**Exercise requirements**
Please copy all the lines that follow, word for word.

**Information shown**
start

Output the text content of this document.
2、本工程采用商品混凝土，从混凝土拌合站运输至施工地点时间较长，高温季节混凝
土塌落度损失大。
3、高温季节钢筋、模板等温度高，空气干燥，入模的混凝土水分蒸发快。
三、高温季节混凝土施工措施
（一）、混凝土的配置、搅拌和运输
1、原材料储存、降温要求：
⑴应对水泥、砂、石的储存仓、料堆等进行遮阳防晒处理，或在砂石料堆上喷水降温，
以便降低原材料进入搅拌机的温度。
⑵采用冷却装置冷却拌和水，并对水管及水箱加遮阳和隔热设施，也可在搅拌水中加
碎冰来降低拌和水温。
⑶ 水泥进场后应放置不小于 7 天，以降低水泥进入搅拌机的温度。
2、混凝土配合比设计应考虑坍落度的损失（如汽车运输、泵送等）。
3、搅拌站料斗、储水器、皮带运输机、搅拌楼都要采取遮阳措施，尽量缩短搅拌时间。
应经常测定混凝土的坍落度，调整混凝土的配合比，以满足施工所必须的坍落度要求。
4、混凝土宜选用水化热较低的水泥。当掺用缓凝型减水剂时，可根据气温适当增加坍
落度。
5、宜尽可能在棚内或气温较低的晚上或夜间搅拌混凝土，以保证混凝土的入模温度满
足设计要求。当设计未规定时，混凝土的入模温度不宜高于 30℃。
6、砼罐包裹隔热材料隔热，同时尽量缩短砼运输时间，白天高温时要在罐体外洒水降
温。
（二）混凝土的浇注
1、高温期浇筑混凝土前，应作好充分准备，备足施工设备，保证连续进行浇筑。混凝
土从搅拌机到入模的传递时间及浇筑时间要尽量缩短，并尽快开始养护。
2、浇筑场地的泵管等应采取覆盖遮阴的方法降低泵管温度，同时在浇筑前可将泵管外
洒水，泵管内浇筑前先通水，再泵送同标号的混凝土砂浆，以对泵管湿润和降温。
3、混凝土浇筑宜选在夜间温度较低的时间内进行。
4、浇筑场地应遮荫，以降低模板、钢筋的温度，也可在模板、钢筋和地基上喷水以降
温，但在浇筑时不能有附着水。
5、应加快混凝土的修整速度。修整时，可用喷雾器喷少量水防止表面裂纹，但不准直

end

**The reply**
Output the text content of this document.
2、本工程采用商品混凝土，从混凝土拌合站运输至施工地点时间较长，高温季节混凝
土塌落度损失大。
3、高温季节钢筋、模板等温度高，空气干燥，入模的混凝土水分蒸发快。
三、高温季节混凝土施工措施
（一）、混凝土的配置、搅拌和运输
1、原材料储存、降温要求：
⑴应对水泥、砂、石的储存仓、料堆等进行遮阳防晒处理，或在砂石料堆上喷水降温，
以便降低原材料进入搅拌机的温度。
⑵采用冷却装置冷却拌和水，并对水管及水箱加遮阳和隔热设施，也可在搅拌水中加
碎冰来降低拌和水温。
⑶ 水泥进场后应放置不小于 7 天，以降低水泥进入搅拌机的温度。
2、混凝土配合比设计应考虑坍落度的损失（如汽车运输、泵送等）。
3、搅拌站料斗、储水器、皮带运输机、搅拌楼都要采取遮阳措施，尽量缩短搅拌时间。
应经常测定混凝土的坍落度，调整混凝土的配合比，以满足施工所必须的坍落度要求。
4、混凝土宜选用水化热较低的水泥。当掺用缓凝型减水剂时，可根据气温适当增加坍
落度。
5、宜尽可能在棚内或气温较低的晚上或夜间搅拌混凝土，以保证混凝土的入模温度满
足设计要求。当设计未规定时，混凝土的入模温度不宜高于 30℃。
6、砼罐包裹隔热材料隔热，同时尽量缩短砼运输时间，白天高温时要在罐体外洒水降
温。
（二）混凝土的浇注
1、高温期浇筑混凝土前，应作好充分准备，备足施工设备，保证连续进行浇筑。混凝
土从搅拌机到入模的传递时间及浇筑时间要尽量缩短，并尽快开始养护。
2、浇筑场地的泵管等应采取覆盖遮阴的方法降低泵管温度，同时在浇筑前可将泵管外
洒水，泵管内浇筑前先通水，再泵送同标号的混凝土砂浆，以对泵管湿润和降温。
3、混凝土浇筑宜选在夜间温度较低的时间内进行。
4、浇筑场地应遮荫，以降低模板、钢筋的温度，也可在模板、钢筋和地基上喷水以降
温，但在浇筑时不能有附着水。
5、应加快混凝土的修整速度。修整时，可用喷雾器喷少量水防止表面裂纹，但不准直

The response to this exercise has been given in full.